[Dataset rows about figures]
================================

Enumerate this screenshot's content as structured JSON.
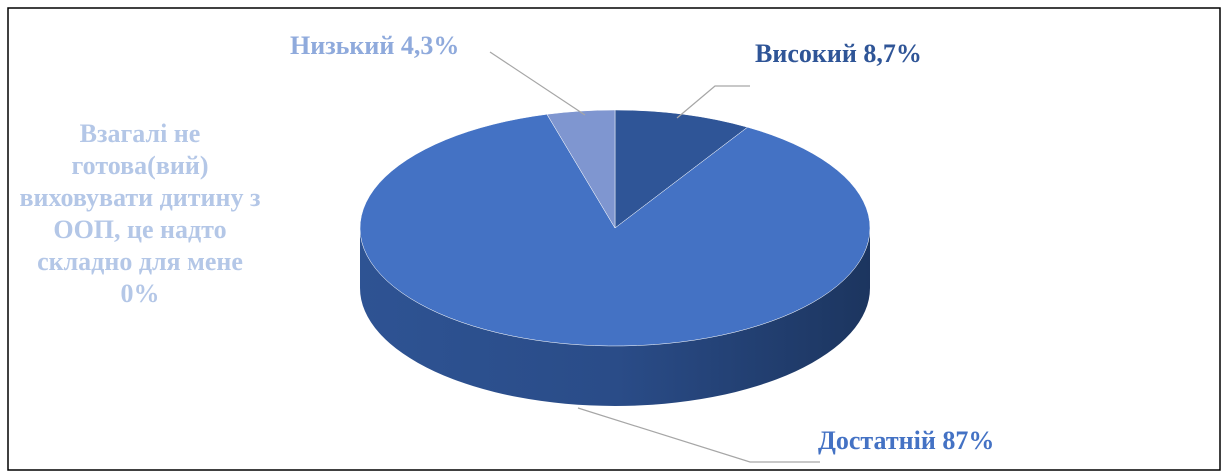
{
  "chart_data": {
    "type": "pie3d",
    "categories": [
      "Високий",
      "Достатній",
      "Низький",
      "Взагалі не готова(вий) виховувати дитину з ООП, це надто складно для мене"
    ],
    "values": [
      8.7,
      87,
      4.3,
      0
    ],
    "value_labels": [
      "8,7%",
      "87%",
      "4,3%",
      "0%"
    ],
    "colors": [
      "#2f5597",
      "#4472c4",
      "#7f96d0",
      "#b4c7e7"
    ],
    "label_colors": [
      "#2f5597",
      "#4472c4",
      "#8faadc",
      "#b4c7e7"
    ]
  }
}
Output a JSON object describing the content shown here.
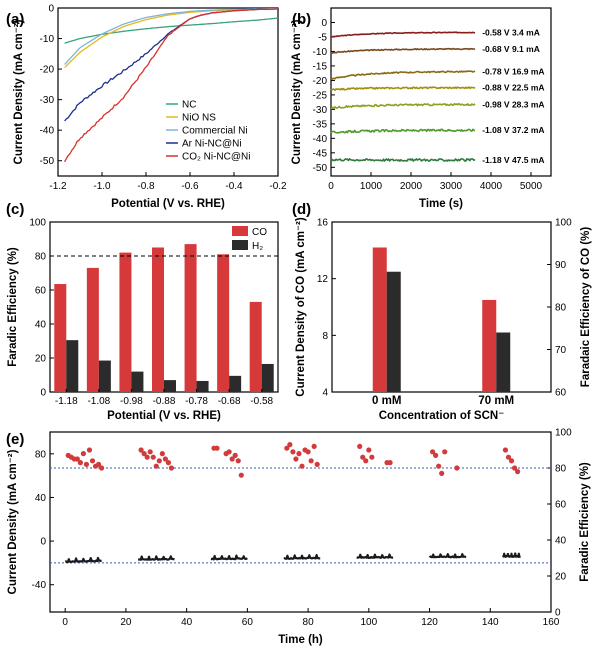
{
  "chart_data": [
    {
      "panel": "(a)",
      "type": "line",
      "xlabel": "Potential (V vs. RHE)",
      "ylabel": "Current Density (mA cm⁻²)",
      "xlim": [
        -1.2,
        -0.2
      ],
      "ylim": [
        -55,
        0
      ],
      "xticks": [
        "-1.2",
        "-1.0",
        "-0.8",
        "-0.6",
        "-0.4",
        "-0.2"
      ],
      "yticks": [
        "0",
        "-10",
        "-20",
        "-30",
        "-40",
        "-50"
      ],
      "legend_position": "bottom-right",
      "series": [
        {
          "name": "NC",
          "color": "#3aa37a",
          "x": [
            -1.17,
            -1.1,
            -1.0,
            -0.9,
            -0.8,
            -0.7,
            -0.6,
            -0.5,
            -0.4,
            -0.3,
            -0.2
          ],
          "y": [
            -11.5,
            -10.0,
            -8.6,
            -7.6,
            -6.8,
            -6.1,
            -5.6,
            -5.1,
            -4.5,
            -4.0,
            -3.3
          ]
        },
        {
          "name": "NiO NS",
          "color": "#e6b820",
          "x": [
            -1.17,
            -1.1,
            -1.0,
            -0.9,
            -0.8,
            -0.7,
            -0.6,
            -0.5,
            -0.4,
            -0.3,
            -0.2
          ],
          "y": [
            -19.5,
            -14.5,
            -9.5,
            -6.0,
            -3.8,
            -2.3,
            -1.4,
            -0.9,
            -0.6,
            -0.4,
            -0.3
          ]
        },
        {
          "name": "Commercial Ni",
          "color": "#7fb6d6",
          "x": [
            -1.17,
            -1.1,
            -1.0,
            -0.9,
            -0.8,
            -0.7,
            -0.6,
            -0.5,
            -0.4,
            -0.3,
            -0.2
          ],
          "y": [
            -18.5,
            -13.0,
            -8.5,
            -5.2,
            -3.1,
            -1.9,
            -1.1,
            -0.7,
            -0.4,
            -0.3,
            -0.2
          ]
        },
        {
          "name": "Ar Ni-NC@Ni",
          "color": "#1f2f8f",
          "x": [
            -1.17,
            -1.1,
            -1.0,
            -0.9,
            -0.8,
            -0.7,
            -0.6,
            -0.55,
            -0.5,
            -0.4,
            -0.3,
            -0.2
          ],
          "y": [
            -37.0,
            -31.0,
            -25.5,
            -20.5,
            -15.0,
            -8.5,
            -3.5,
            -2.4,
            -1.6,
            -0.9,
            -0.5,
            -0.3
          ]
        },
        {
          "name": "CO₂ Ni-NC@Ni",
          "color": "#d6312b",
          "x": [
            -1.17,
            -1.1,
            -1.0,
            -0.9,
            -0.8,
            -0.7,
            -0.6,
            -0.55,
            -0.5,
            -0.4,
            -0.3,
            -0.2
          ],
          "y": [
            -50.0,
            -42.5,
            -36.0,
            -29.0,
            -19.5,
            -9.0,
            -3.5,
            -2.3,
            -1.6,
            -0.9,
            -0.5,
            -0.3
          ]
        }
      ]
    },
    {
      "panel": "(b)",
      "type": "line",
      "xlabel": "Time (s)",
      "ylabel": "Current Density (mA cm⁻²)",
      "xlim": [
        0,
        5500
      ],
      "ylim": [
        -53,
        5
      ],
      "xticks": [
        "0",
        "1000",
        "2000",
        "3000",
        "4000",
        "5000"
      ],
      "yticks": [
        "0",
        "-5",
        "-10",
        "-15",
        "-20",
        "-25",
        "-30",
        "-35",
        "-40",
        "-45",
        "-50"
      ],
      "series": [
        {
          "name": "-0.58 V",
          "annotation": "-0.58 V  3.4 mA",
          "color": "#8a1c1c",
          "start": -5.0,
          "end": -3.4
        },
        {
          "name": "-0.68 V",
          "annotation": "-0.68 V  9.1 mA",
          "color": "#7a4a1e",
          "start": -10.5,
          "end": -9.1
        },
        {
          "name": "-0.78 V",
          "annotation": "-0.78 V  16.9 mA",
          "color": "#8a6a12",
          "start": -19.5,
          "end": -16.9
        },
        {
          "name": "-0.88 V",
          "annotation": "-0.88 V  22.5 mA",
          "color": "#a0900a",
          "start": -23.2,
          "end": -22.5
        },
        {
          "name": "-0.98 V",
          "annotation": "-0.98 V  28.3 mA",
          "color": "#8aa21e",
          "start": -29.5,
          "end": -28.3
        },
        {
          "name": "-1.08 V",
          "annotation": "-1.08 V  37.2 mA",
          "color": "#4f9a2a",
          "start": -38.0,
          "end": -37.2
        },
        {
          "name": "-1.18 V",
          "annotation": "-1.18 V  47.5 mA",
          "color": "#2e7a3e",
          "start": -47.3,
          "end": -47.5
        }
      ]
    },
    {
      "panel": "(c)",
      "type": "bar",
      "xlabel": "Potential (V vs. RHE)",
      "ylabel": "Faradic Efficiency (%)",
      "ylim": [
        0,
        100
      ],
      "yticks": [
        "0",
        "20",
        "40",
        "60",
        "80",
        "100"
      ],
      "categories": [
        "-1.18",
        "-1.08",
        "-0.98",
        "-0.88",
        "-0.78",
        "-0.68",
        "-0.58"
      ],
      "reference_line": 80,
      "legend_position": "top-right",
      "series": [
        {
          "name": "CO",
          "color": "#d6393a",
          "values": [
            63.5,
            73,
            82,
            85,
            87,
            81,
            53
          ]
        },
        {
          "name": "H₂",
          "color": "#2b2b2b",
          "values": [
            30.5,
            18.5,
            12,
            7,
            6.5,
            9.5,
            16.5
          ]
        }
      ]
    },
    {
      "panel": "(d)",
      "type": "bar",
      "xlabel": "Concentration of SCN⁻",
      "ylabel_left": "Current Density of CO (mA cm⁻²)",
      "ylabel_right": "Faradaic Efficiency of CO (%)",
      "ylim_left": [
        4,
        16
      ],
      "ylim_right": [
        60,
        100
      ],
      "yticks_left": [
        "4",
        "8",
        "12",
        "16"
      ],
      "yticks_right": [
        "60",
        "70",
        "80",
        "90",
        "100"
      ],
      "categories": [
        "0 mM",
        "70 mM"
      ],
      "series": [
        {
          "name": "Current Density of CO",
          "axis": "left",
          "color": "#d6393a",
          "values": [
            14.2,
            10.5
          ]
        },
        {
          "name": "Faradaic Efficiency of CO",
          "axis": "right",
          "color": "#2b2b2b",
          "values": [
            88.3,
            74.0
          ]
        }
      ]
    },
    {
      "panel": "(e)",
      "type": "scatter",
      "xlabel": "Time (h)",
      "ylabel_left": "Current Density (mA cm⁻²)",
      "ylabel_right": "Faradic Efficiency (%)",
      "xlim": [
        -5,
        160
      ],
      "ylim_left": [
        -65,
        100
      ],
      "ylim_right": [
        0,
        100
      ],
      "xticks": [
        "0",
        "20",
        "40",
        "60",
        "80",
        "100",
        "120",
        "140",
        "160"
      ],
      "yticks_left": [
        "-40",
        "0",
        "40",
        "80"
      ],
      "yticks_right": [
        "0",
        "20",
        "40",
        "60",
        "80",
        "100"
      ],
      "ref_line_left": -20,
      "ref_line_right": 80,
      "current_segments": [
        {
          "start_h": 0,
          "end_h": 12,
          "values": [
            -19,
            -18
          ]
        },
        {
          "start_h": 24,
          "end_h": 36,
          "values": [
            -17,
            -16.5
          ]
        },
        {
          "start_h": 48,
          "end_h": 60,
          "values": [
            -16.5,
            -16
          ]
        },
        {
          "start_h": 72,
          "end_h": 84,
          "values": [
            -16,
            -15.5
          ]
        },
        {
          "start_h": 96,
          "end_h": 108,
          "values": [
            -15,
            -15
          ]
        },
        {
          "start_h": 120,
          "end_h": 132,
          "values": [
            -14.5,
            -14.5
          ]
        },
        {
          "start_h": 144,
          "end_h": 150,
          "values": [
            -14,
            -14
          ]
        }
      ],
      "fe_points": {
        "color": "#d23b3b",
        "x": [
          1,
          2,
          3,
          4,
          5,
          6,
          7,
          8,
          9,
          10,
          11,
          12,
          25,
          26,
          27,
          28,
          29,
          30,
          31,
          32,
          33,
          34,
          35,
          49,
          50,
          53,
          54,
          55,
          56,
          57,
          58,
          73,
          74,
          75,
          76,
          77,
          78,
          79,
          80,
          81,
          82,
          83,
          97,
          98,
          99,
          100,
          101,
          106,
          107,
          121,
          122,
          123,
          124,
          125,
          129,
          145,
          146,
          147,
          148,
          149
        ],
        "y": [
          87,
          86,
          85,
          85,
          83,
          88,
          82,
          90,
          84,
          81,
          82,
          80,
          90,
          88,
          86,
          89,
          86,
          81,
          84,
          88,
          85,
          83,
          80,
          91,
          91,
          88,
          89,
          85,
          87,
          84,
          76,
          91,
          93,
          89,
          85,
          88,
          81,
          90,
          89,
          84,
          92,
          82,
          92,
          86,
          84,
          90,
          86,
          83,
          83,
          89,
          87,
          81,
          77,
          89,
          80,
          90,
          86,
          84,
          80,
          78
        ]
      }
    }
  ]
}
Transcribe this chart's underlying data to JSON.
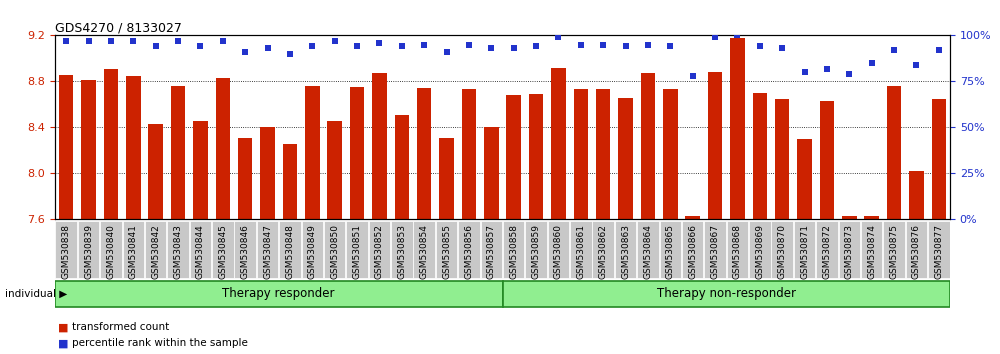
{
  "title": "GDS4270 / 8133027",
  "categories": [
    "GSM530838",
    "GSM530839",
    "GSM530840",
    "GSM530841",
    "GSM530842",
    "GSM530843",
    "GSM530844",
    "GSM530845",
    "GSM530846",
    "GSM530847",
    "GSM530848",
    "GSM530849",
    "GSM530850",
    "GSM530851",
    "GSM530852",
    "GSM530853",
    "GSM530854",
    "GSM530855",
    "GSM530856",
    "GSM530857",
    "GSM530858",
    "GSM530859",
    "GSM530860",
    "GSM530861",
    "GSM530862",
    "GSM530863",
    "GSM530864",
    "GSM530865",
    "GSM530866",
    "GSM530867",
    "GSM530868",
    "GSM530869",
    "GSM530870",
    "GSM530871",
    "GSM530872",
    "GSM530873",
    "GSM530874",
    "GSM530875",
    "GSM530876",
    "GSM530877"
  ],
  "bar_values": [
    8.86,
    8.81,
    8.91,
    8.85,
    8.43,
    8.76,
    8.46,
    8.83,
    8.31,
    8.4,
    8.26,
    8.76,
    8.46,
    8.75,
    8.87,
    8.51,
    8.74,
    8.31,
    8.73,
    8.4,
    8.68,
    8.69,
    8.92,
    8.73,
    8.73,
    8.66,
    8.87,
    8.73,
    7.63,
    8.88,
    9.18,
    8.7,
    8.65,
    8.3,
    8.63,
    7.63,
    7.63,
    8.76,
    8.02,
    8.65
  ],
  "percentile_values": [
    97,
    97,
    97,
    97,
    94,
    97,
    94,
    97,
    91,
    93,
    90,
    94,
    97,
    94,
    96,
    94,
    95,
    91,
    95,
    93,
    93,
    94,
    99,
    95,
    95,
    94,
    95,
    94,
    78,
    99,
    100,
    94,
    93,
    80,
    82,
    79,
    85,
    92,
    84,
    92
  ],
  "group1_label": "Therapy responder",
  "group1_count": 20,
  "group2_label": "Therapy non-responder",
  "group2_count": 20,
  "ylim_left": [
    7.6,
    9.2
  ],
  "ylim_right": [
    0,
    100
  ],
  "bar_color": "#cc2200",
  "dot_color": "#2233cc",
  "group_bg_color": "#90ee90",
  "group_border_color": "#228822",
  "tick_bg_color": "#c8c8c8",
  "ylabel_left_color": "#cc2200",
  "ylabel_right_color": "#2233cc",
  "legend_bar_label": "transformed count",
  "legend_dot_label": "percentile rank within the sample",
  "individual_label": "individual"
}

================================

### The request
Show the lines of the data that hold the word "Efficiency".

### Correct answer
      "ylabel": "Faradic Efficiency (%)",
      "ylabel_right": "Faradaic Efficiency of CO (%)",
          "name": "Faradaic Efficiency of CO",
      "ylabel_right": "Faradic Efficiency (%)",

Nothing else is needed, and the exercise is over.